Extracted material ::
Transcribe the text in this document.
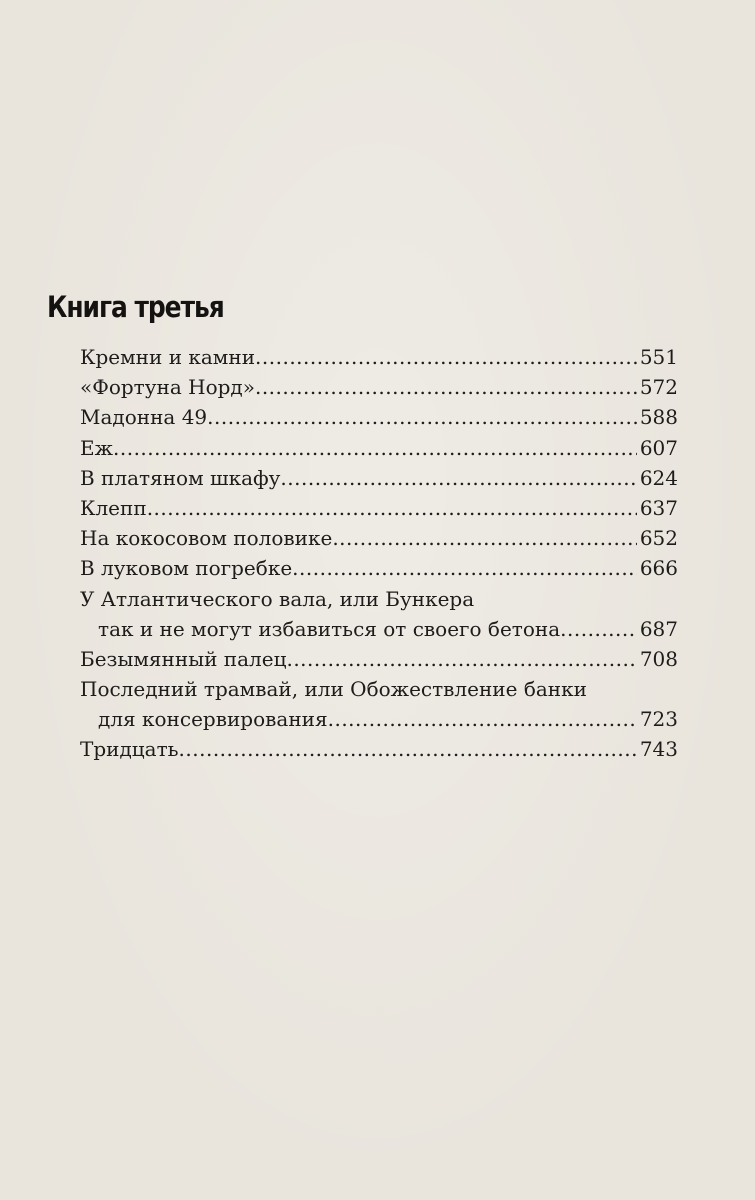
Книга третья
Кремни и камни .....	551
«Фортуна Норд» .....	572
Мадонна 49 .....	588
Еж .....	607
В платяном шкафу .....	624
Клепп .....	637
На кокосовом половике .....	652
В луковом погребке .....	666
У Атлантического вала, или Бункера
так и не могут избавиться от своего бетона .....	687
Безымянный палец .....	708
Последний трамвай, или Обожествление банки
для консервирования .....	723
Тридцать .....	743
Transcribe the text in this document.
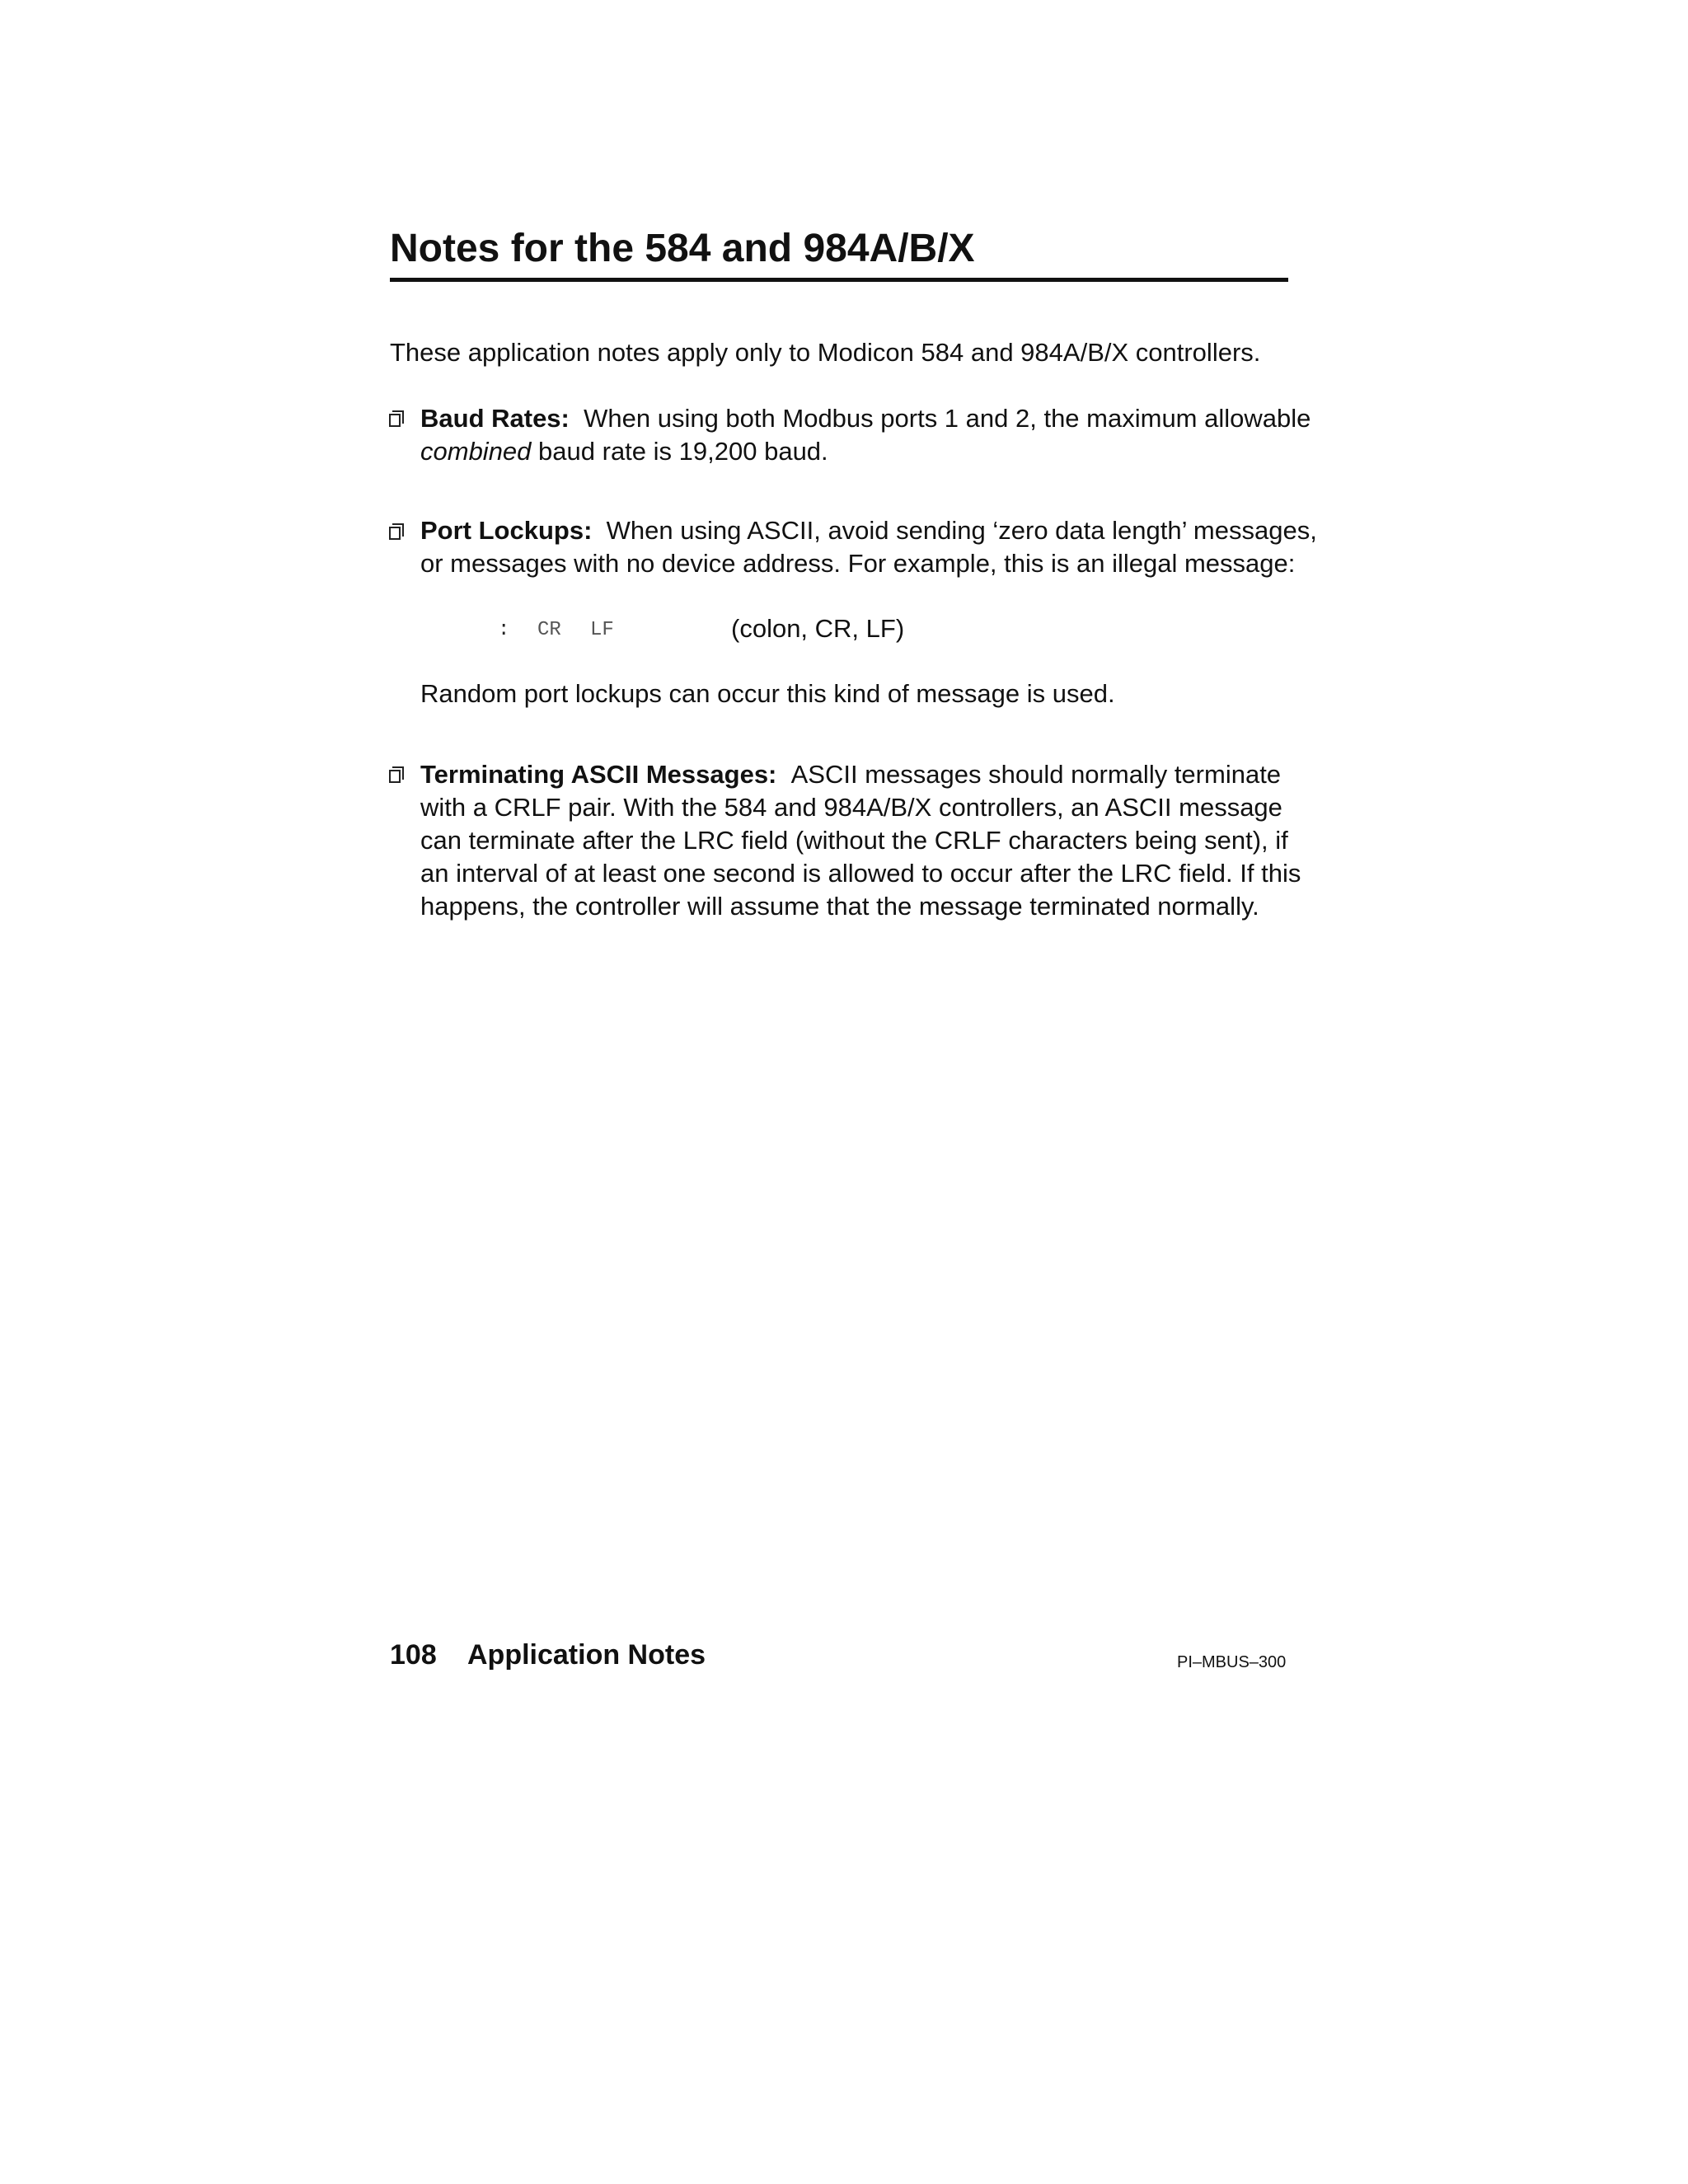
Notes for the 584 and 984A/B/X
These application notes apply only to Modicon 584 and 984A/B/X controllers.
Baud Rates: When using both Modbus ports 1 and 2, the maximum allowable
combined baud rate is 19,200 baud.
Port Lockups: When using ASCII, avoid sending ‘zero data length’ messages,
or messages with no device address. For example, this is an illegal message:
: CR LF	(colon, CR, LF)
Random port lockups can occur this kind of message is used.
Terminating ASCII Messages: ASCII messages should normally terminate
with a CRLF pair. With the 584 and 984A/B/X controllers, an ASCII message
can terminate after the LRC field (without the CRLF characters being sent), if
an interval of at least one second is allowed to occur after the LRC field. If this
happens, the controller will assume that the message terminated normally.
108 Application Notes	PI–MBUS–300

Requirement :: Quote the material in full and exactly; do not carry over its pictures.

Solution ::
Transcribe the text in this document.
Книга третья
Кремни и камни .....	551
«Фортуна Норд» .....	572
Мадонна 49 .....	588
Еж .....	607
В платяном шкафу .....	624
Клепп .....	637
На кокосовом половике .....	652
В луковом погребке .....	666
У Атлантического вала, или Бункера
так и не могут избавиться от своего бетона .....	687
Безымянный палец .....	708
Последний трамвай, или Обожествление банки
для консервирования .....	723
Тридцать .....	743
Transcribe the text in this document.
Notes for the 584 and 984A/B/X
These application notes apply only to Modicon 584 and 984A/B/X controllers.
Baud Rates: When using both Modbus ports 1 and 2, the maximum allowable
combined baud rate is 19,200 baud.
Port Lockups: When using ASCII, avoid sending ‘zero data length’ messages,
or messages with no device address. For example, this is an illegal message:
: CR LF	(colon, CR, LF)
Random port lockups can occur this kind of message is used.
Terminating ASCII Messages: ASCII messages should normally terminate
with a CRLF pair. With the 584 and 984A/B/X controllers, an ASCII message
can terminate after the LRC field (without the CRLF characters being sent), if
an interval of at least one second is allowed to occur after the LRC field. If this
happens, the controller will assume that the message terminated normally.
108 Application Notes	PI–MBUS–300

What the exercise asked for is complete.